• [Exercise directions] Please count the lines in the listing below that contain the string "Text", and reply with the number alone.

• [Data to use]
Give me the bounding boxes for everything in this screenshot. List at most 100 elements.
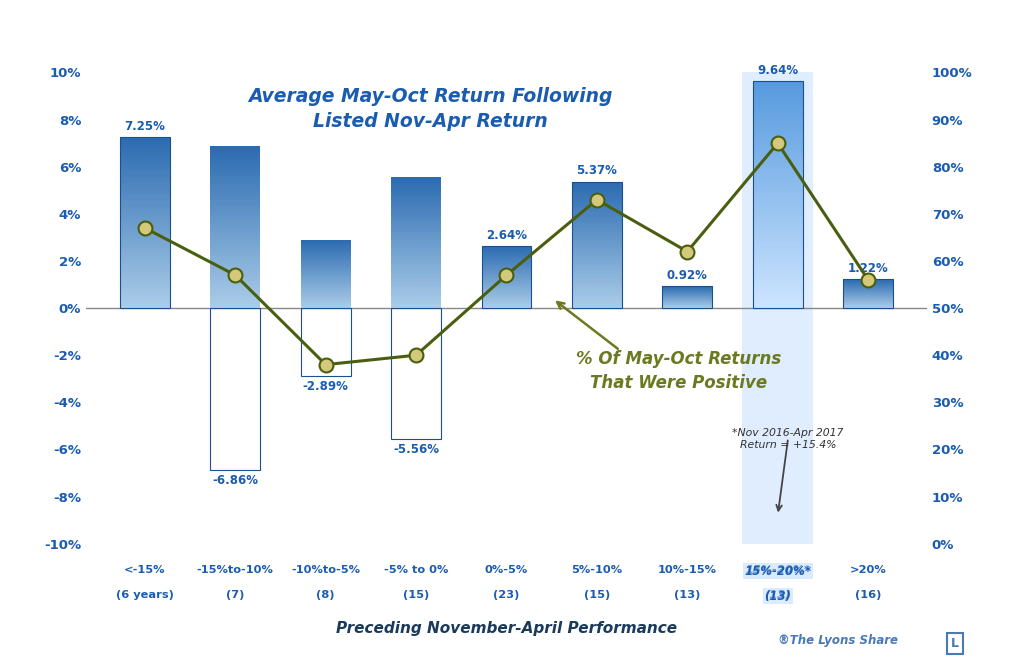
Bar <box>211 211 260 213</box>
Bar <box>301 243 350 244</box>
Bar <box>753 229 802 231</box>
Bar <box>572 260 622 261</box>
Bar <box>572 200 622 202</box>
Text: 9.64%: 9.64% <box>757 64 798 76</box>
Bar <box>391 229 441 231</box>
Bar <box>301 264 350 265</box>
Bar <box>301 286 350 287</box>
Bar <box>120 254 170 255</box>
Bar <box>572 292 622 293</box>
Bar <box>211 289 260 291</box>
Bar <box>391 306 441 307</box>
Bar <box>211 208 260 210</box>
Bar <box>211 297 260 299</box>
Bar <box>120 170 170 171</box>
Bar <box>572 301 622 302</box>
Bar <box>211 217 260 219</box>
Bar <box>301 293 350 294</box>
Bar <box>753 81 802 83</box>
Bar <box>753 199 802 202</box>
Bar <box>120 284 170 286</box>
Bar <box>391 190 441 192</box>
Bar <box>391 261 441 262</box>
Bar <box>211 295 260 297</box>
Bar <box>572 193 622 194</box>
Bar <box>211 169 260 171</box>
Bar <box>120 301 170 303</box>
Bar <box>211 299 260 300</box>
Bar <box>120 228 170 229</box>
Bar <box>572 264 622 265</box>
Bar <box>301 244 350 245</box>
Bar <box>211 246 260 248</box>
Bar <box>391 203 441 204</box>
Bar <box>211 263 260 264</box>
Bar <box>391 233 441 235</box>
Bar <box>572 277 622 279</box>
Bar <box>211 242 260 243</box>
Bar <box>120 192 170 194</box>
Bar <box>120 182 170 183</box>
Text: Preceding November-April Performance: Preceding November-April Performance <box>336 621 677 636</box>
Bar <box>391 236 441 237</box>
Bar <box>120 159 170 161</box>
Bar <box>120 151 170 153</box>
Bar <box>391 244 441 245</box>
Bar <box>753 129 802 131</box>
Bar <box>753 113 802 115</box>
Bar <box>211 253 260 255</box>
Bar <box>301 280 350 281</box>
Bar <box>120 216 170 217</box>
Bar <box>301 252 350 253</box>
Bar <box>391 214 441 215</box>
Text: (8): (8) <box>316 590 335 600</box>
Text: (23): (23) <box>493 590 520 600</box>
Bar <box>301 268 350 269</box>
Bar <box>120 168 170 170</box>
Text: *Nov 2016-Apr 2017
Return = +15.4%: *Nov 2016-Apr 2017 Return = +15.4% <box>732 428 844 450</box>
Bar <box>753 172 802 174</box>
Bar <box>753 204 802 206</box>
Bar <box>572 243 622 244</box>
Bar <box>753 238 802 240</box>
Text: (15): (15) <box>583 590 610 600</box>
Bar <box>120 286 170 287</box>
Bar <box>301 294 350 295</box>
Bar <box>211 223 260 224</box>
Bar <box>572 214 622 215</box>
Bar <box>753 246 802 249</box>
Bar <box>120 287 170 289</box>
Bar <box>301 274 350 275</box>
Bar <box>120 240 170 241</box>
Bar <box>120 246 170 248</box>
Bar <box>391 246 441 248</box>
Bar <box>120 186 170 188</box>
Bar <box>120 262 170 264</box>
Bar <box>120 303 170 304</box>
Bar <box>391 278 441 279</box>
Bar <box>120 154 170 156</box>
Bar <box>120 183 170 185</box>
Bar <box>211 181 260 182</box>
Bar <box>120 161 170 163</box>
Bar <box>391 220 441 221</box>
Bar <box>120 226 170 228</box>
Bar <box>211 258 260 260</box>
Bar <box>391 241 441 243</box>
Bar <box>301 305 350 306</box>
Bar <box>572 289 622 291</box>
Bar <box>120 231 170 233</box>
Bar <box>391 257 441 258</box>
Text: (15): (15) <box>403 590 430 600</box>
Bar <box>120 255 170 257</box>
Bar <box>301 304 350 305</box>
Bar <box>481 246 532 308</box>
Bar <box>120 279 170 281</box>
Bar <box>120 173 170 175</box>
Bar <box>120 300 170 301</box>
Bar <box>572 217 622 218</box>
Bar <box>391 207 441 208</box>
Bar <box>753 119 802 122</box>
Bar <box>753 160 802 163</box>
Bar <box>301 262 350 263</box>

• [Answer to the task] 7